## EXERCISE TASK:
Give the listing again in full, exactly as written.

## DATASET:
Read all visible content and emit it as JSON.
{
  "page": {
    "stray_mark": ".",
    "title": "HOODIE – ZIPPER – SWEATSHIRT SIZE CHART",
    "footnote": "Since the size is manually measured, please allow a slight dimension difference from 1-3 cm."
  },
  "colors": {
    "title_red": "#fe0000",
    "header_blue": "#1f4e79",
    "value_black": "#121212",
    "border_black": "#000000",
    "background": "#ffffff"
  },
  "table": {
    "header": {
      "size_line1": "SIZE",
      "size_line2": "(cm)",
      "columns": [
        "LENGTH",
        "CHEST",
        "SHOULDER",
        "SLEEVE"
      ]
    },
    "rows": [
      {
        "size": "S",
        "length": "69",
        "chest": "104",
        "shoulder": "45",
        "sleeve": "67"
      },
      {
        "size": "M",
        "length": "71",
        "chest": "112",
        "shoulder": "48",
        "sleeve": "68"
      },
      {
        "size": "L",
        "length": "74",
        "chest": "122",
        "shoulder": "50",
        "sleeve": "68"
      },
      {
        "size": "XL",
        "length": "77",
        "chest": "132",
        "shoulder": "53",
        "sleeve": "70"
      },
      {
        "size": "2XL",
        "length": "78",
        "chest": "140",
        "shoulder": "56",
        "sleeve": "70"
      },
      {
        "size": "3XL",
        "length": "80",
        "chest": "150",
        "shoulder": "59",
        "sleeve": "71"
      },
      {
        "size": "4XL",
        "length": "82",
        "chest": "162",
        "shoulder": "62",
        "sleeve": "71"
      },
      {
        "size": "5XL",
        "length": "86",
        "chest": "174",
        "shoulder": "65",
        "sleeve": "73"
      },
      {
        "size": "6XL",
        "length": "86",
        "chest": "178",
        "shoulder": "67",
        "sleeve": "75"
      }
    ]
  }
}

## RESPONSE TO THIS TASK:
Read all visible content and emit it as JSON.
{
  "page": {
    "stray_mark": ".",
    "title": "HOODIE – ZIPPER – SWEATSHIRT SIZE CHART",
    "footnote": "Since the size is manually measured, please allow a slight dimension difference from 1-3 cm."
  },
  "colors": {
    "title_red": "#fe0000",
    "header_blue": "#1f4e79",
    "value_black": "#121212",
    "border_black": "#000000",
    "background": "#ffffff"
  },
  "table": {
    "header": {
      "size_line1": "SIZE",
      "size_line2": "(cm)",
      "columns": [
        "LENGTH",
        "CHEST",
        "SHOULDER",
        "SLEEVE"
      ]
    },
    "rows": [
      {
        "size": "S",
        "length": "69",
        "chest": "104",
        "shoulder": "45",
        "sleeve": "67"
      },
      {
        "size": "M",
        "length": "71",
        "chest": "112",
        "shoulder": "48",
        "sleeve": "68"
      },
      {
        "size": "L",
        "length": "74",
        "chest": "122",
        "shoulder": "50",
        "sleeve": "68"
      },
      {
        "size": "XL",
        "length": "77",
        "chest": "132",
        "shoulder": "53",
        "sleeve": "70"
      },
      {
        "size": "2XL",
        "length": "78",
        "chest": "140",
        "shoulder": "56",
        "sleeve": "70"
      },
      {
        "size": "3XL",
        "length": "80",
        "chest": "150",
        "shoulder": "59",
        "sleeve": "71"
      },
      {
        "size": "4XL",
        "length": "82",
        "chest": "162",
        "shoulder": "62",
        "sleeve": "71"
      },
      {
        "size": "5XL",
        "length": "86",
        "chest": "174",
        "shoulder": "65",
        "sleeve": "73"
      },
      {
        "size": "6XL",
        "length": "86",
        "chest": "178",
        "shoulder": "67",
        "sleeve": "75"
      }
    ]
  }
}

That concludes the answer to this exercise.